## [Required task]
Take every line that has the string "trendline" and copy it out.

## [Extracted data]
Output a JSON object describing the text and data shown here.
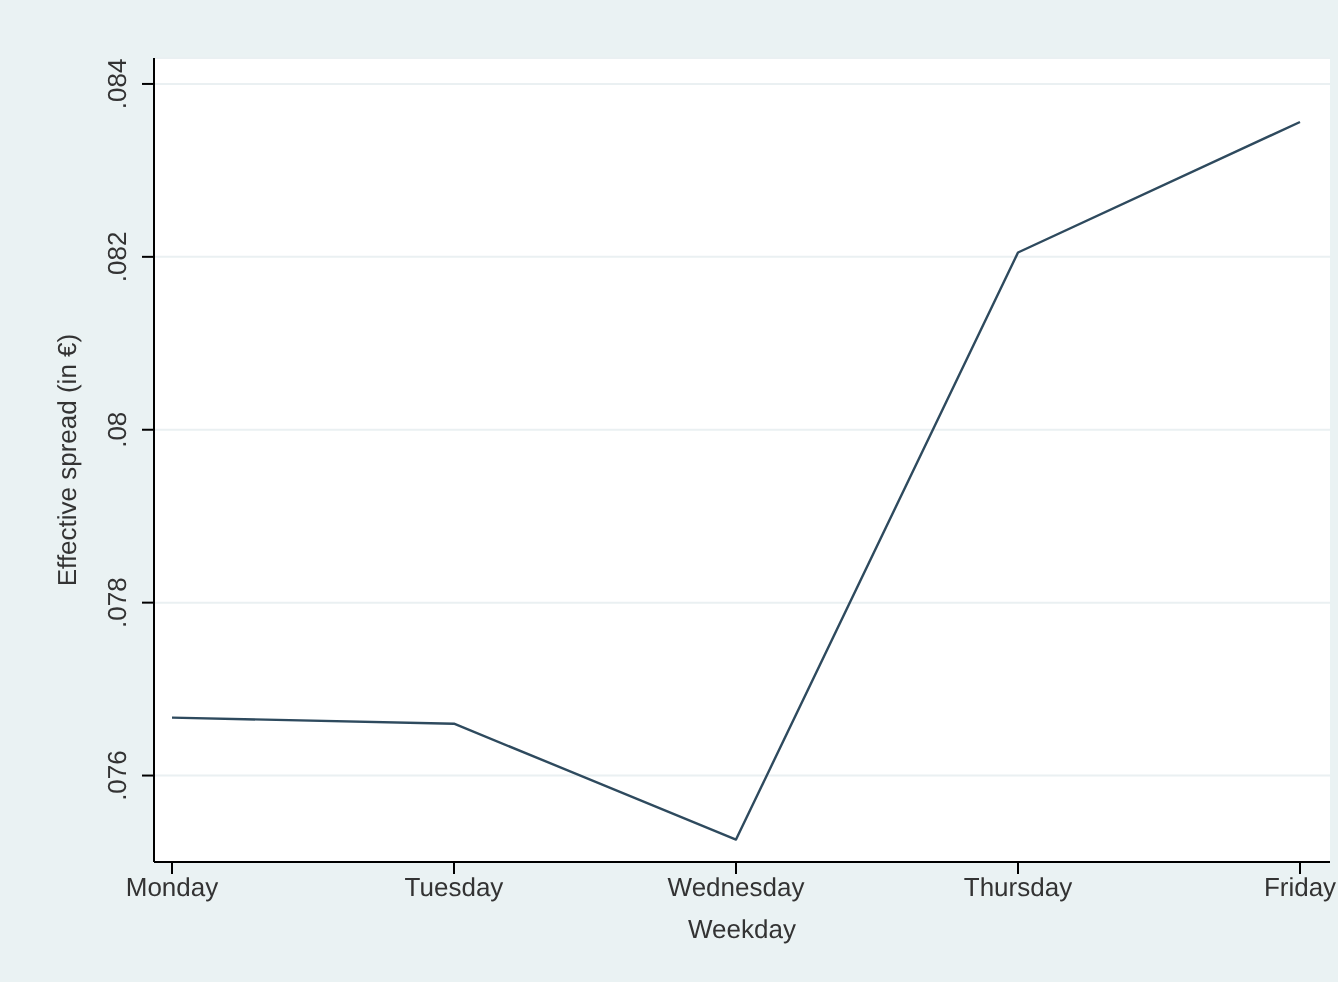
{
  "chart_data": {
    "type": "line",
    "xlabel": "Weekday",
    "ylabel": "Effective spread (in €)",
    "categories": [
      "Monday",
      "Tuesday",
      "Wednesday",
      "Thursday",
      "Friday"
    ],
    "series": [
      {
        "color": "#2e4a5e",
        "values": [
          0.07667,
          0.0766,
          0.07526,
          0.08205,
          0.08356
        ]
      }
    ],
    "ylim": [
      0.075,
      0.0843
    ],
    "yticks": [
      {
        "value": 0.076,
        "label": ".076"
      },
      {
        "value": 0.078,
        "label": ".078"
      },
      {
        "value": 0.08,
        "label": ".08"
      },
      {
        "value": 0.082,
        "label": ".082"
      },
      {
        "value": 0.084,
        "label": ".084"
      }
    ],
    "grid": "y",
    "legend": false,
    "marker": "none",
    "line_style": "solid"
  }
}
==
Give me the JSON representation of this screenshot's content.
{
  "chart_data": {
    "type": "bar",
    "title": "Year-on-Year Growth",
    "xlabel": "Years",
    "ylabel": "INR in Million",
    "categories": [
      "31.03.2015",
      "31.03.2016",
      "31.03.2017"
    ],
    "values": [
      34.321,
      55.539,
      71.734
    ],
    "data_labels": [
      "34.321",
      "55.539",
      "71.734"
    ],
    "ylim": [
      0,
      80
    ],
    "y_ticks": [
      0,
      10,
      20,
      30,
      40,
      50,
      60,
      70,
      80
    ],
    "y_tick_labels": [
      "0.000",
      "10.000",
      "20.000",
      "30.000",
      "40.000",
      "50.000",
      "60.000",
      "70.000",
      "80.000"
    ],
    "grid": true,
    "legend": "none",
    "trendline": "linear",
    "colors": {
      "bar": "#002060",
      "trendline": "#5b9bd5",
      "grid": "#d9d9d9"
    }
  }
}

## [Solution to the exercise]
    "trendline": "linear",
      "trendline": "#5b9bd5",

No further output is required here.